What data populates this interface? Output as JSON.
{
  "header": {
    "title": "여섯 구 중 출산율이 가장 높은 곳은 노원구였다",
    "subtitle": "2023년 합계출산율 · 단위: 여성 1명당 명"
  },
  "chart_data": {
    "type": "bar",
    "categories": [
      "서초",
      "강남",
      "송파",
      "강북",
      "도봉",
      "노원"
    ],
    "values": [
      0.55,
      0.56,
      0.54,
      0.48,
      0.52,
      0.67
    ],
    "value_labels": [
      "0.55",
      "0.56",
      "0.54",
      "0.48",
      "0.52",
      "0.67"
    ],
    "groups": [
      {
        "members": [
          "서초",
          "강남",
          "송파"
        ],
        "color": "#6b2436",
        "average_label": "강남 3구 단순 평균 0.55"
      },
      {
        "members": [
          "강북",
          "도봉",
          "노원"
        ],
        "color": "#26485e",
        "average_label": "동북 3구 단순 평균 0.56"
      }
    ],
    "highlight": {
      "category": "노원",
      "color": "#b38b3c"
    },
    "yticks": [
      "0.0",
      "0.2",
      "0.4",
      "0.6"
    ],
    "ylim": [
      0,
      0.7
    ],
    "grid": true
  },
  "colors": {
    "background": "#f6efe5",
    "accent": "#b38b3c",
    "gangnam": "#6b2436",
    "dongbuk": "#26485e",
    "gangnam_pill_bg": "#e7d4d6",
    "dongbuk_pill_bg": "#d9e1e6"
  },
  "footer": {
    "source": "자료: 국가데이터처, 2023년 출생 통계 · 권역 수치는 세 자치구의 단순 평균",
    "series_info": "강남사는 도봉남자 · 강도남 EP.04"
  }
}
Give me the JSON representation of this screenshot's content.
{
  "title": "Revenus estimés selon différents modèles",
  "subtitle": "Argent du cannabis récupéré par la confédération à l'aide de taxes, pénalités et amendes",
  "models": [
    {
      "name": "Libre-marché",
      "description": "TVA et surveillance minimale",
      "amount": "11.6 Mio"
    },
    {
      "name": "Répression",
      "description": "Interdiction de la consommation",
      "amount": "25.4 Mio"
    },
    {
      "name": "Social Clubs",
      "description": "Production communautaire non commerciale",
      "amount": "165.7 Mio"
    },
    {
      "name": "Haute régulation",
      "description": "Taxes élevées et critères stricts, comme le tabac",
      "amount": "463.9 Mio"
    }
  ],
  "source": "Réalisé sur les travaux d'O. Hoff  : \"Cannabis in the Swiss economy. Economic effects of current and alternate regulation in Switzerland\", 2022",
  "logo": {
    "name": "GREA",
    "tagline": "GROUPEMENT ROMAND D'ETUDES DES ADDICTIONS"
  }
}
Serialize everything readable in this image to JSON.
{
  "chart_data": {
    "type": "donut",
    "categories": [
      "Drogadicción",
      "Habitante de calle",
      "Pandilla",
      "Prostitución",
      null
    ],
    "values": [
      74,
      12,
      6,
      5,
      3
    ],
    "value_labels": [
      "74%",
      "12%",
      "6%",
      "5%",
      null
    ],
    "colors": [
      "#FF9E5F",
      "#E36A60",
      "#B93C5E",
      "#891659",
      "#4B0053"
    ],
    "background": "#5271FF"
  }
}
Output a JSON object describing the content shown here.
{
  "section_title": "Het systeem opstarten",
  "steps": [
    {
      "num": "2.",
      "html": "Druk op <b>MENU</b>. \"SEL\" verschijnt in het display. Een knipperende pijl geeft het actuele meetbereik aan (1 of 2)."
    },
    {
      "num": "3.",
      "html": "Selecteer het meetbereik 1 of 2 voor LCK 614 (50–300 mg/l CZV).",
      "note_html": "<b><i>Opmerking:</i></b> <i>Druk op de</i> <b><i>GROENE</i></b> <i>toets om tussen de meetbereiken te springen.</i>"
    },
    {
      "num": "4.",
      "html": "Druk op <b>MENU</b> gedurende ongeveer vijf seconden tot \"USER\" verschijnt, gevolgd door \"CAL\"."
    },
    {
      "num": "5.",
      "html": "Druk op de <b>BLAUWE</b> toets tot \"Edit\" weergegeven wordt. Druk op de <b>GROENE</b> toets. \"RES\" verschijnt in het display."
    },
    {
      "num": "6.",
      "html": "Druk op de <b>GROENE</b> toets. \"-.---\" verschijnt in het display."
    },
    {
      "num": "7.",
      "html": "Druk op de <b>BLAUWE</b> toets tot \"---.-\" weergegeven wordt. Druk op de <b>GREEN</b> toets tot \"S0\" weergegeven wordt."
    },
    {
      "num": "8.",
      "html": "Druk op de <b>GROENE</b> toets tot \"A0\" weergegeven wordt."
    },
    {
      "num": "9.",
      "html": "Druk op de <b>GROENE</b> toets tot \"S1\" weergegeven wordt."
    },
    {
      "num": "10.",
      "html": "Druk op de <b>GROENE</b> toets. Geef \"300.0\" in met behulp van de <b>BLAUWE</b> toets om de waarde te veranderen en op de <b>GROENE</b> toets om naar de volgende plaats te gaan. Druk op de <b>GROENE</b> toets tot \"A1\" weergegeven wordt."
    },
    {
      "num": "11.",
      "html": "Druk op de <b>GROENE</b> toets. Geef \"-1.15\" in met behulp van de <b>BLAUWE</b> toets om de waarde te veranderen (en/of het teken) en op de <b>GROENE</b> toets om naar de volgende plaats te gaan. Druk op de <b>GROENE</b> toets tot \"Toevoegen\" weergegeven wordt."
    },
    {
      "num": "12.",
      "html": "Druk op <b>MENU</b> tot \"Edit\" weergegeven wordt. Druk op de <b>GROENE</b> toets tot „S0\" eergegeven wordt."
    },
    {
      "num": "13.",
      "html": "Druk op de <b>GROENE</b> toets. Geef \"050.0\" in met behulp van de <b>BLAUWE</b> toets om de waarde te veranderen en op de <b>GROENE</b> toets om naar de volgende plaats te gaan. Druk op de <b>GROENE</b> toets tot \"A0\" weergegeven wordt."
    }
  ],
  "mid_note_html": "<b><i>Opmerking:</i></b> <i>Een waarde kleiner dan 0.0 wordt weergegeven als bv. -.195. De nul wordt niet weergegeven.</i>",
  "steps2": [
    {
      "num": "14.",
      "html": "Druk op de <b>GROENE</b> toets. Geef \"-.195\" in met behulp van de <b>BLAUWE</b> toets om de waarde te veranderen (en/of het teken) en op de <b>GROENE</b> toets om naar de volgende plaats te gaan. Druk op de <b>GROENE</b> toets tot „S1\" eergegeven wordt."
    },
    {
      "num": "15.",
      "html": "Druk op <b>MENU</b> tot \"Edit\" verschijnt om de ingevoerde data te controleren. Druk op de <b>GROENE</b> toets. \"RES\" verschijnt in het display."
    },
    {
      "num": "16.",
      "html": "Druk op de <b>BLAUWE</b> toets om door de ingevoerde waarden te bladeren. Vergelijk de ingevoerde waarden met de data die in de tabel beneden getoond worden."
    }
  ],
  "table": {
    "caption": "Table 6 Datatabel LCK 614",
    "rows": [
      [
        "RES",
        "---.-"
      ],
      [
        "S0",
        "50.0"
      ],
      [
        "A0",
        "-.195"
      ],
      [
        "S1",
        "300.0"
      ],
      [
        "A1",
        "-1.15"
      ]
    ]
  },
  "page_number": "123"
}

========================================================================

→ Task goal
Without leaving anything out, give the entries again exactly.

→ Response
What data populates this interface? Output as JSON.
{
  "header": {
    "title": "여섯 구 중 출산율이 가장 높은 곳은 노원구였다",
    "subtitle": "2023년 합계출산율 · 단위: 여성 1명당 명"
  },
  "chart_data": {
    "type": "bar",
    "categories": [
      "서초",
      "강남",
      "송파",
      "강북",
      "도봉",
      "노원"
    ],
    "values": [
      0.55,
      0.56,
      0.54,
      0.48,
      0.52,
      0.67
    ],
    "value_labels": [
      "0.55",
      "0.56",
      "0.54",
      "0.48",
      "0.52",
      "0.67"
    ],
    "groups": [
      {
        "members": [
          "서초",
          "강남",
          "송파"
        ],
        "color": "#6b2436",
        "average_label": "강남 3구 단순 평균 0.55"
      },
      {
        "members": [
          "강북",
          "도봉",
          "노원"
        ],
        "color": "#26485e",
        "average_label": "동북 3구 단순 평균 0.56"
      }
    ],
    "highlight": {
      "category": "노원",
      "color": "#b38b3c"
    },
    "yticks": [
      "0.0",
      "0.2",
      "0.4",
      "0.6"
    ],
    "ylim": [
      0,
      0.7
    ],
    "grid": true
  },
  "colors": {
    "background": "#f6efe5",
    "accent": "#b38b3c",
    "gangnam": "#6b2436",
    "dongbuk": "#26485e",
    "gangnam_pill_bg": "#e7d4d6",
    "dongbuk_pill_bg": "#d9e1e6"
  },
  "footer": {
    "source": "자료: 국가데이터처, 2023년 출생 통계 · 권역 수치는 세 자치구의 단순 평균",
    "series_info": "강남사는 도봉남자 · 강도남 EP.04"
  }
}
Give me the JSON representation of this screenshot's content.
{
  "title": "Revenus estimés selon différents modèles",
  "subtitle": "Argent du cannabis récupéré par la confédération à l'aide de taxes, pénalités et amendes",
  "models": [
    {
      "name": "Libre-marché",
      "description": "TVA et surveillance minimale",
      "amount": "11.6 Mio"
    },
    {
      "name": "Répression",
      "description": "Interdiction de la consommation",
      "amount": "25.4 Mio"
    },
    {
      "name": "Social Clubs",
      "description": "Production communautaire non commerciale",
      "amount": "165.7 Mio"
    },
    {
      "name": "Haute régulation",
      "description": "Taxes élevées et critères stricts, comme le tabac",
      "amount": "463.9 Mio"
    }
  ],
  "source": "Réalisé sur les travaux d'O. Hoff  : \"Cannabis in the Swiss economy. Economic effects of current and alternate regulation in Switzerland\", 2022",
  "logo": {
    "name": "GREA",
    "tagline": "GROUPEMENT ROMAND D'ETUDES DES ADDICTIONS"
  }
}
Serialize everything readable in this image to JSON.
{
  "chart_data": {
    "type": "donut",
    "categories": [
      "Drogadicción",
      "Habitante de calle",
      "Pandilla",
      "Prostitución",
      null
    ],
    "values": [
      74,
      12,
      6,
      5,
      3
    ],
    "value_labels": [
      "74%",
      "12%",
      "6%",
      "5%",
      null
    ],
    "colors": [
      "#FF9E5F",
      "#E36A60",
      "#B93C5E",
      "#891659",
      "#4B0053"
    ],
    "background": "#5271FF"
  }
}
Output a JSON object describing the content shown here.
{
  "section_title": "Het systeem opstarten",
  "steps": [
    {
      "num": "2.",
      "html": "Druk op <b>MENU</b>. \"SEL\" verschijnt in het display. Een knipperende pijl geeft het actuele meetbereik aan (1 of 2)."
    },
    {
      "num": "3.",
      "html": "Selecteer het meetbereik 1 of 2 voor LCK 614 (50–300 mg/l CZV).",
      "note_html": "<b><i>Opmerking:</i></b> <i>Druk op de</i> <b><i>GROENE</i></b> <i>toets om tussen de meetbereiken te springen.</i>"
    },
    {
      "num": "4.",
      "html": "Druk op <b>MENU</b> gedurende ongeveer vijf seconden tot \"USER\" verschijnt, gevolgd door \"CAL\"."
    },
    {
      "num": "5.",
      "html": "Druk op de <b>BLAUWE</b> toets tot \"Edit\" weergegeven wordt. Druk op de <b>GROENE</b> toets. \"RES\" verschijnt in het display."
    },
    {
      "num": "6.",
      "html": "Druk op de <b>GROENE</b> toets. \"-.---\" verschijnt in het display."
    },
    {
      "num": "7.",
      "html": "Druk op de <b>BLAUWE</b> toets tot \"---.-\" weergegeven wordt. Druk op de <b>GREEN</b> toets tot \"S0\" weergegeven wordt."
    },
    {
      "num": "8.",
      "html": "Druk op de <b>GROENE</b> toets tot \"A0\" weergegeven wordt."
    },
    {
      "num": "9.",
      "html": "Druk op de <b>GROENE</b> toets tot \"S1\" weergegeven wordt."
    },
    {
      "num": "10.",
      "html": "Druk op de <b>GROENE</b> toets. Geef \"300.0\" in met behulp van de <b>BLAUWE</b> toets om de waarde te veranderen en op de <b>GROENE</b> toets om naar de volgende plaats te gaan. Druk op de <b>GROENE</b> toets tot \"A1\" weergegeven wordt."
    },
    {
      "num": "11.",
      "html": "Druk op de <b>GROENE</b> toets. Geef \"-1.15\" in met behulp van de <b>BLAUWE</b> toets om de waarde te veranderen (en/of het teken) en op de <b>GROENE</b> toets om naar de volgende plaats te gaan. Druk op de <b>GROENE</b> toets tot \"Toevoegen\" weergegeven wordt."
    },
    {
      "num": "12.",
      "html": "Druk op <b>MENU</b> tot \"Edit\" weergegeven wordt. Druk op de <b>GROENE</b> toets tot „S0\" eergegeven wordt."
    },
    {
      "num": "13.",
      "html": "Druk op de <b>GROENE</b> toets. Geef \"050.0\" in met behulp van de <b>BLAUWE</b> toets om de waarde te veranderen en op de <b>GROENE</b> toets om naar de volgende plaats te gaan. Druk op de <b>GROENE</b> toets tot \"A0\" weergegeven wordt."
    }
  ],
  "mid_note_html": "<b><i>Opmerking:</i></b> <i>Een waarde kleiner dan 0.0 wordt weergegeven als bv. -.195. De nul wordt niet weergegeven.</i>",
  "steps2": [
    {
      "num": "14.",
      "html": "Druk op de <b>GROENE</b> toets. Geef \"-.195\" in met behulp van de <b>BLAUWE</b> toets om de waarde te veranderen (en/of het teken) en op de <b>GROENE</b> toets om naar de volgende plaats te gaan. Druk op de <b>GROENE</b> toets tot „S1\" eergegeven wordt."
    },
    {
      "num": "15.",
      "html": "Druk op <b>MENU</b> tot \"Edit\" verschijnt om de ingevoerde data te controleren. Druk op de <b>GROENE</b> toets. \"RES\" verschijnt in het display."
    },
    {
      "num": "16.",
      "html": "Druk op de <b>BLAUWE</b> toets om door de ingevoerde waarden te bladeren. Vergelijk de ingevoerde waarden met de data die in de tabel beneden getoond worden."
    }
  ],
  "table": {
    "caption": "Table 6 Datatabel LCK 614",
    "rows": [
      [
        "RES",
        "---.-"
      ],
      [
        "S0",
        "50.0"
      ],
      [
        "A0",
        "-.195"
      ],
      [
        "S1",
        "300.0"
      ],
      [
        "A1",
        "-1.15"
      ]
    ]
  },
  "page_number": "123"
}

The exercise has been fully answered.